▶ Exercise directions: Transcribe the listing verbatim. Do not carry over any pictures.

▶ Materials provided:
::::::
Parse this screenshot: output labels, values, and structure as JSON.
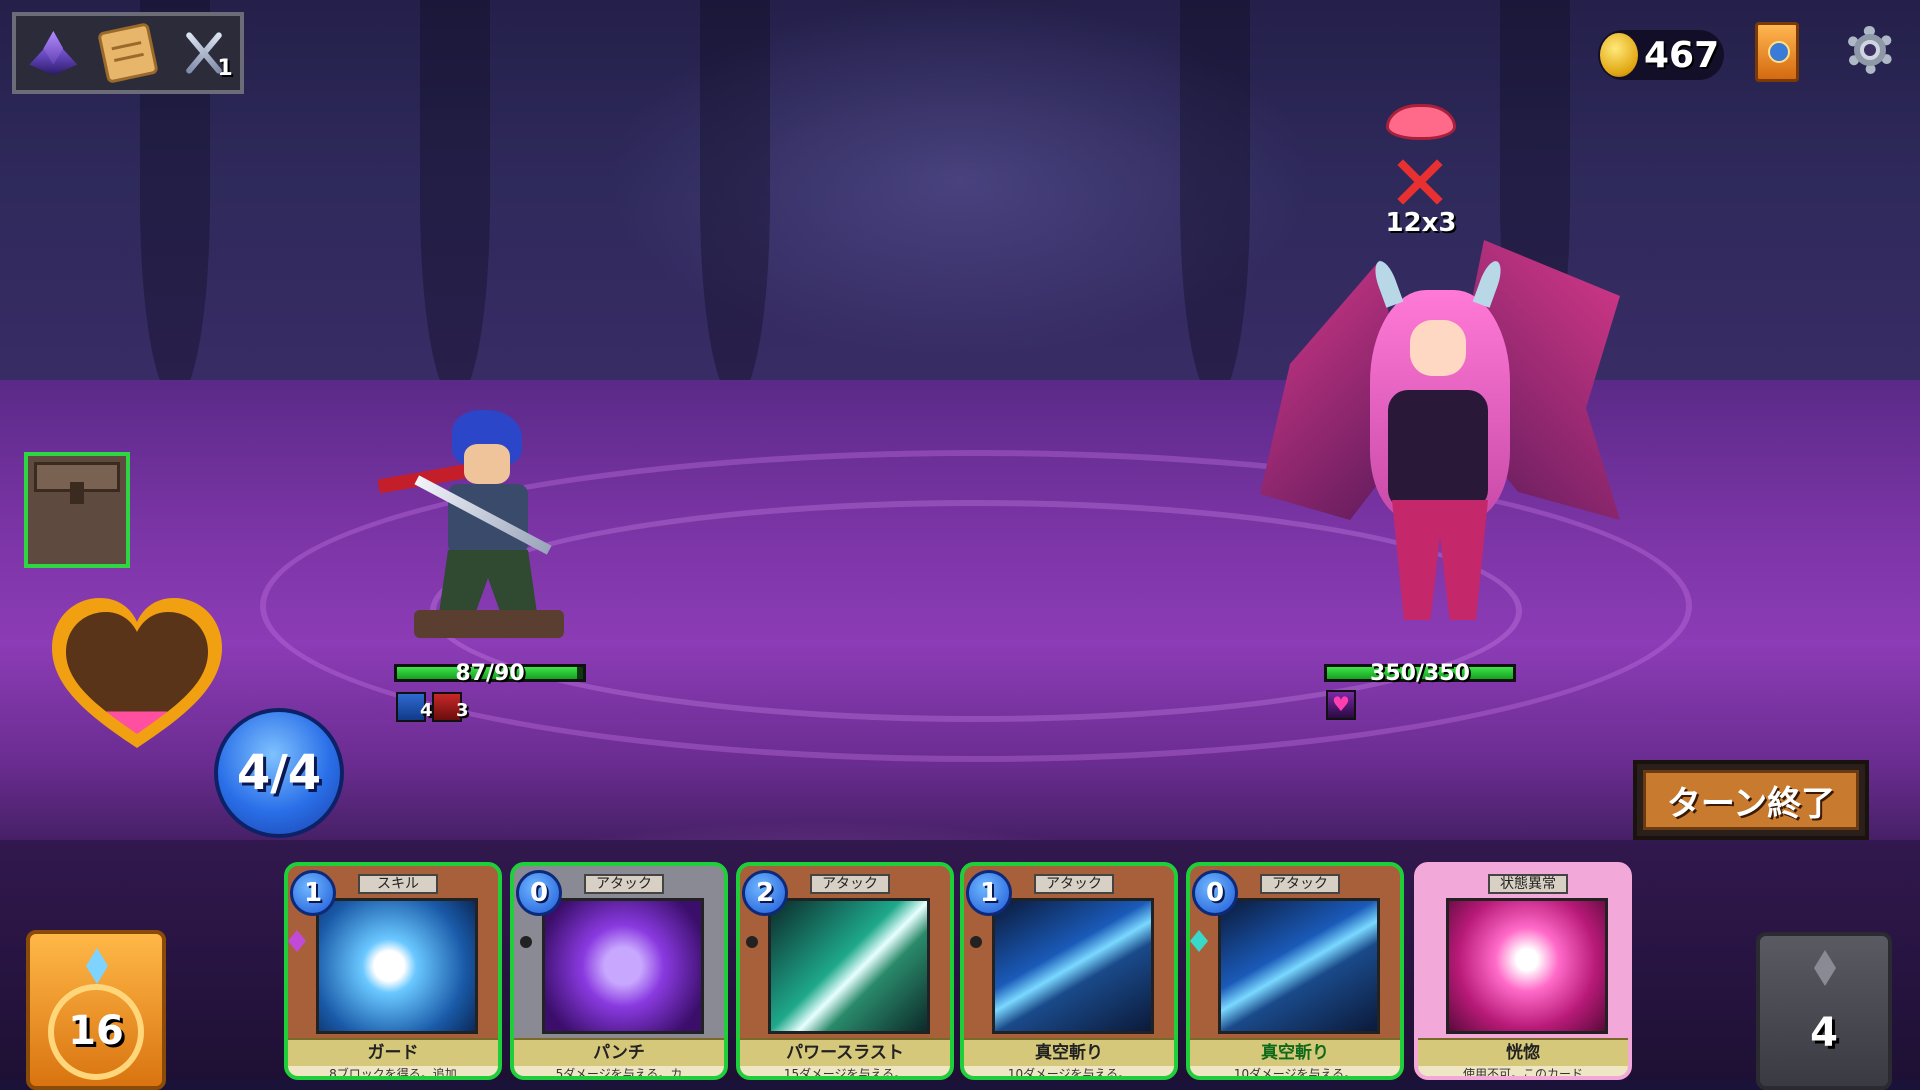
{
  "top_left": {
    "icons": [
      "crystal-icon",
      "scroll-icon",
      "crossed-swords-icon"
    ],
    "swords_count": "1"
  },
  "top_right": {
    "gold": "467",
    "icons": [
      "coin-icon",
      "deck-icon",
      "gear-icon"
    ]
  },
  "left_panel": {
    "icons": [
      "chest-icon",
      "heart-icon"
    ],
    "energy": "4/4"
  },
  "hero": {
    "hp_text": "87/90",
    "hp_fraction": 0.967,
    "statuses": [
      {
        "icon": "shield-icon",
        "value": "4"
      },
      {
        "icon": "blade-icon",
        "value": "3"
      }
    ]
  },
  "enemy": {
    "hp_text": "350/350",
    "hp_fraction": 1.0,
    "intent_icons": [
      "lips-icon",
      "attack-icon"
    ],
    "intent_text": "12x3",
    "statuses": [
      {
        "icon": "charm-heart-icon"
      }
    ]
  },
  "end_turn": {
    "label": "ターン終了"
  },
  "draw_pile": {
    "count": "16"
  },
  "discard_pile": {
    "count": "4"
  },
  "hand": [
    {
      "cost": "1",
      "type": "スキル",
      "name": "ガード",
      "desc": "8ブロックを得る。追加",
      "art": "guard",
      "color": "#a8603a"
    },
    {
      "cost": "0",
      "type": "アタック",
      "name": "パンチ",
      "desc": "5ダメージを与える。カ",
      "art": "punch",
      "color": "#8a8a94"
    },
    {
      "cost": "2",
      "type": "アタック",
      "name": "パワースラスト",
      "desc": "15ダメージを与える。",
      "art": "thrust",
      "color": "#a8603a"
    },
    {
      "cost": "1",
      "type": "アタック",
      "name": "真空斬り",
      "desc": "10ダメージを与える。",
      "art": "slash",
      "color": "#a8603a"
    },
    {
      "cost": "0",
      "type": "アタック",
      "name": "真空斬り",
      "desc": "10ダメージを与える。",
      "art": "slash",
      "color": "#a8603a"
    },
    {
      "cost": "",
      "type": "状態異常",
      "name": "恍惚",
      "desc": "使用不可。このカード",
      "art": "ecstasy",
      "color": "#f2a8d8"
    }
  ]
}
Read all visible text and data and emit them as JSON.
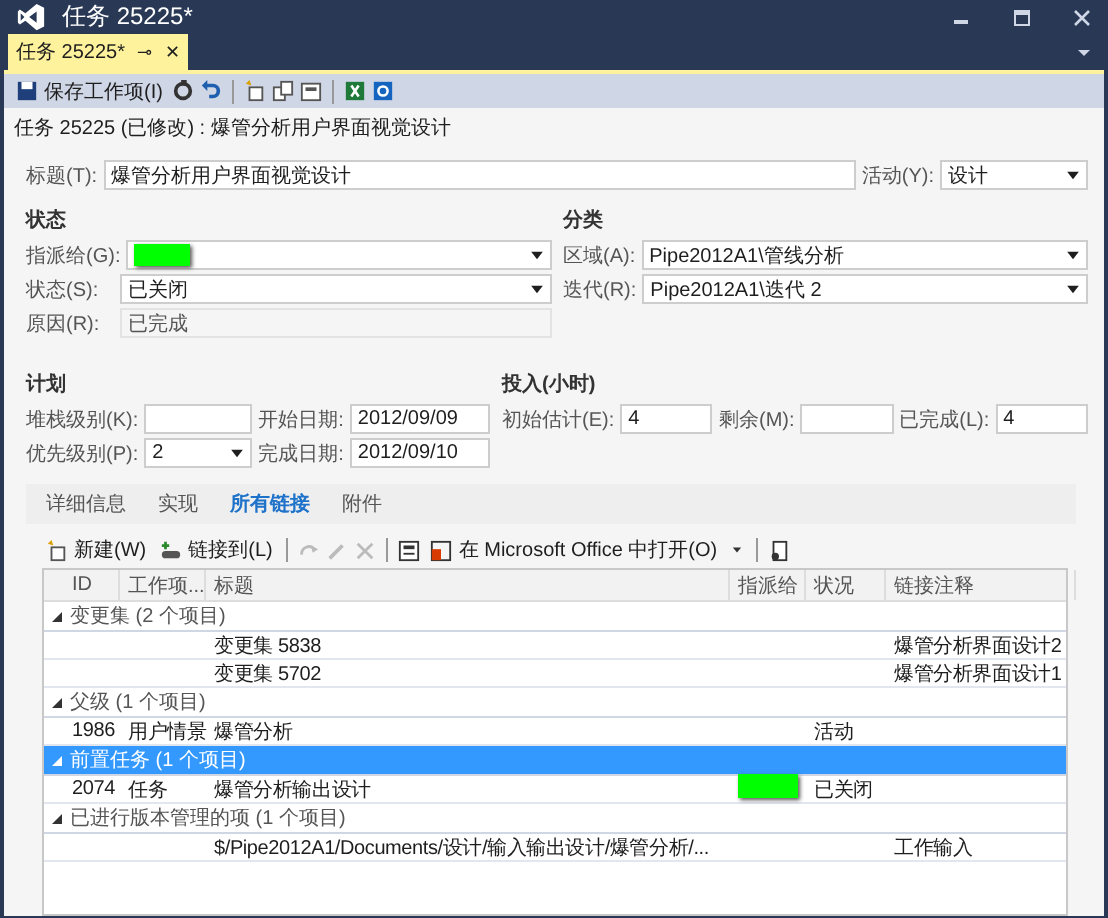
{
  "window": {
    "title": "任务 25225*"
  },
  "doc_tab": {
    "label": "任务 25225*",
    "selected": true,
    "pin": "⊸",
    "close": "✕"
  },
  "toolbar": {
    "save": "保存工作项(I)"
  },
  "header": "任务 25225 (已修改) : 爆管分析用户界面视觉设计",
  "title_field": {
    "label": "标题(T):",
    "value": "爆管分析用户界面视觉设计"
  },
  "activity": {
    "label": "活动(Y):",
    "value": "设计"
  },
  "status_section": {
    "heading": "状态",
    "fields": [
      {
        "label": "指派给(G):",
        "redacted": true,
        "disabled": false
      },
      {
        "label": "状态(S):",
        "value": "已关闭",
        "redacted": false,
        "disabled": false
      },
      {
        "label": "原因(R):",
        "value": "已完成",
        "redacted": false,
        "disabled": true
      }
    ]
  },
  "classification": {
    "heading": "分类",
    "fields": [
      {
        "label": "区域(A):",
        "value": "Pipe2012A1\\管线分析"
      },
      {
        "label": "迭代(R):",
        "value": "Pipe2012A1\\迭代 2"
      }
    ]
  },
  "planning": {
    "heading": "计划",
    "stack_rank": {
      "label": "堆栈级别(K):"
    },
    "priority": {
      "label": "优先级别(P):",
      "value": "2"
    },
    "start": {
      "label": "开始日期:",
      "value": "2012/09/09"
    },
    "finish": {
      "label": "完成日期:",
      "value": "2012/09/10"
    }
  },
  "effort": {
    "heading": "投入(小时)",
    "fields": [
      {
        "label": "初始估计(E):",
        "value": "4"
      },
      {
        "label": "剩余(M):"
      },
      {
        "label": "已完成(L):",
        "value": "4"
      }
    ]
  },
  "tabs": [
    {
      "label": "详细信息",
      "selected": false
    },
    {
      "label": "实现",
      "selected": false
    },
    {
      "label": "所有链接",
      "selected": true
    },
    {
      "label": "附件",
      "selected": false
    }
  ],
  "links_toolbar": {
    "new": "新建(W)",
    "link_to": "链接到(L)",
    "open_office": "在 Microsoft Office 中打开(O)"
  },
  "table": {
    "columns": [
      "ID",
      "工作项...",
      "标题",
      "指派给",
      "状况",
      "链接注释"
    ],
    "groups": [
      {
        "label": "变更集 (2 个项目)",
        "expanded": true,
        "selected": false,
        "rows": [
          {
            "id": "",
            "type": "",
            "title": "变更集 5838",
            "assigned_redacted": false,
            "state": "",
            "comment": "爆管分析界面设计2"
          },
          {
            "id": "",
            "type": "",
            "title": "变更集 5702",
            "assigned_redacted": false,
            "state": "",
            "comment": "爆管分析界面设计1"
          }
        ]
      },
      {
        "label": "父级 (1 个项目)",
        "expanded": true,
        "selected": false,
        "rows": [
          {
            "id": "1986",
            "type": "用户情景",
            "title": "爆管分析",
            "assigned_redacted": false,
            "state": "活动",
            "comment": ""
          }
        ]
      },
      {
        "label": "前置任务 (1 个项目)",
        "expanded": true,
        "selected": true,
        "rows": [
          {
            "id": "2074",
            "type": "任务",
            "title": "爆管分析输出设计",
            "assigned_redacted": true,
            "state": "已关闭",
            "comment": ""
          }
        ]
      },
      {
        "label": "已进行版本管理的项 (1 个项目)",
        "expanded": true,
        "selected": false,
        "rows": [
          {
            "id": "",
            "type": "",
            "title": "$/Pipe2012A1/Documents/设计/输入输出设计/爆管分析/...",
            "assigned_redacted": false,
            "state": "",
            "comment": "工作输入"
          }
        ]
      }
    ]
  }
}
::::::
▶ Answer to this task:
Parse this screenshot: output labels, values, and structure as JSON.
{
  "top_left": {
    "icons": [
      "crystal-icon",
      "scroll-icon",
      "crossed-swords-icon"
    ],
    "swords_count": "1"
  },
  "top_right": {
    "gold": "467",
    "icons": [
      "coin-icon",
      "deck-icon",
      "gear-icon"
    ]
  },
  "left_panel": {
    "icons": [
      "chest-icon",
      "heart-icon"
    ],
    "energy": "4/4"
  },
  "hero": {
    "hp_text": "87/90",
    "hp_fraction": 0.967,
    "statuses": [
      {
        "icon": "shield-icon",
        "value": "4"
      },
      {
        "icon": "blade-icon",
        "value": "3"
      }
    ]
  },
  "enemy": {
    "hp_text": "350/350",
    "hp_fraction": 1.0,
    "intent_icons": [
      "lips-icon",
      "attack-icon"
    ],
    "intent_text": "12x3",
    "statuses": [
      {
        "icon": "charm-heart-icon"
      }
    ]
  },
  "end_turn": {
    "label": "ターン終了"
  },
  "draw_pile": {
    "count": "16"
  },
  "discard_pile": {
    "count": "4"
  },
  "hand": [
    {
      "cost": "1",
      "type": "スキル",
      "name": "ガード",
      "desc": "8ブロックを得る。追加",
      "art": "guard",
      "color": "#a8603a"
    },
    {
      "cost": "0",
      "type": "アタック",
      "name": "パンチ",
      "desc": "5ダメージを与える。カ",
      "art": "punch",
      "color": "#8a8a94"
    },
    {
      "cost": "2",
      "type": "アタック",
      "name": "パワースラスト",
      "desc": "15ダメージを与える。",
      "art": "thrust",
      "color": "#a8603a"
    },
    {
      "cost": "1",
      "type": "アタック",
      "name": "真空斬り",
      "desc": "10ダメージを与える。",
      "art": "slash",
      "color": "#a8603a"
    },
    {
      "cost": "0",
      "type": "アタック",
      "name": "真空斬り",
      "desc": "10ダメージを与える。",
      "art": "slash",
      "color": "#a8603a"
    },
    {
      "cost": "",
      "type": "状態異常",
      "name": "恍惚",
      "desc": "使用不可。このカード",
      "art": "ecstasy",
      "color": "#f2a8d8"
    }
  ]
}
Read all visible text and data and emit them as JSON.
{
  "window": {
    "title": "任务 25225*"
  },
  "doc_tab": {
    "label": "任务 25225*",
    "selected": true,
    "pin": "⊸",
    "close": "✕"
  },
  "toolbar": {
    "save": "保存工作项(I)"
  },
  "header": "任务 25225 (已修改) : 爆管分析用户界面视觉设计",
  "title_field": {
    "label": "标题(T):",
    "value": "爆管分析用户界面视觉设计"
  },
  "activity": {
    "label": "活动(Y):",
    "value": "设计"
  },
  "status_section": {
    "heading": "状态",
    "fields": [
      {
        "label": "指派给(G):",
        "redacted": true,
        "disabled": false
      },
      {
        "label": "状态(S):",
        "value": "已关闭",
        "redacted": false,
        "disabled": false
      },
      {
        "label": "原因(R):",
        "value": "已完成",
        "redacted": false,
        "disabled": true
      }
    ]
  },
  "classification": {
    "heading": "分类",
    "fields": [
      {
        "label": "区域(A):",
        "value": "Pipe2012A1\\管线分析"
      },
      {
        "label": "迭代(R):",
        "value": "Pipe2012A1\\迭代 2"
      }
    ]
  },
  "planning": {
    "heading": "计划",
    "stack_rank": {
      "label": "堆栈级别(K):"
    },
    "priority": {
      "label": "优先级别(P):",
      "value": "2"
    },
    "start": {
      "label": "开始日期:",
      "value": "2012/09/09"
    },
    "finish": {
      "label": "完成日期:",
      "value": "2012/09/10"
    }
  },
  "effort": {
    "heading": "投入(小时)",
    "fields": [
      {
        "label": "初始估计(E):",
        "value": "4"
      },
      {
        "label": "剩余(M):"
      },
      {
        "label": "已完成(L):",
        "value": "4"
      }
    ]
  },
  "tabs": [
    {
      "label": "详细信息",
      "selected": false
    },
    {
      "label": "实现",
      "selected": false
    },
    {
      "label": "所有链接",
      "selected": true
    },
    {
      "label": "附件",
      "selected": false
    }
  ],
  "links_toolbar": {
    "new": "新建(W)",
    "link_to": "链接到(L)",
    "open_office": "在 Microsoft Office 中打开(O)"
  },
  "table": {
    "columns": [
      "ID",
      "工作项...",
      "标题",
      "指派给",
      "状况",
      "链接注释"
    ],
    "groups": [
      {
        "label": "变更集 (2 个项目)",
        "expanded": true,
        "selected": false,
        "rows": [
          {
            "id": "",
            "type": "",
            "title": "变更集 5838",
            "assigned_redacted": false,
            "state": "",
            "comment": "爆管分析界面设计2"
          },
          {
            "id": "",
            "type": "",
            "title": "变更集 5702",
            "assigned_redacted": false,
            "state": "",
            "comment": "爆管分析界面设计1"
          }
        ]
      },
      {
        "label": "父级 (1 个项目)",
        "expanded": true,
        "selected": false,
        "rows": [
          {
            "id": "1986",
            "type": "用户情景",
            "title": "爆管分析",
            "assigned_redacted": false,
            "state": "活动",
            "comment": ""
          }
        ]
      },
      {
        "label": "前置任务 (1 个项目)",
        "expanded": true,
        "selected": true,
        "rows": [
          {
            "id": "2074",
            "type": "任务",
            "title": "爆管分析输出设计",
            "assigned_redacted": true,
            "state": "已关闭",
            "comment": ""
          }
        ]
      },
      {
        "label": "已进行版本管理的项 (1 个项目)",
        "expanded": true,
        "selected": false,
        "rows": [
          {
            "id": "",
            "type": "",
            "title": "$/Pipe2012A1/Documents/设计/输入输出设计/爆管分析/...",
            "assigned_redacted": false,
            "state": "",
            "comment": "工作输入"
          }
        ]
      }
    ]
  }
}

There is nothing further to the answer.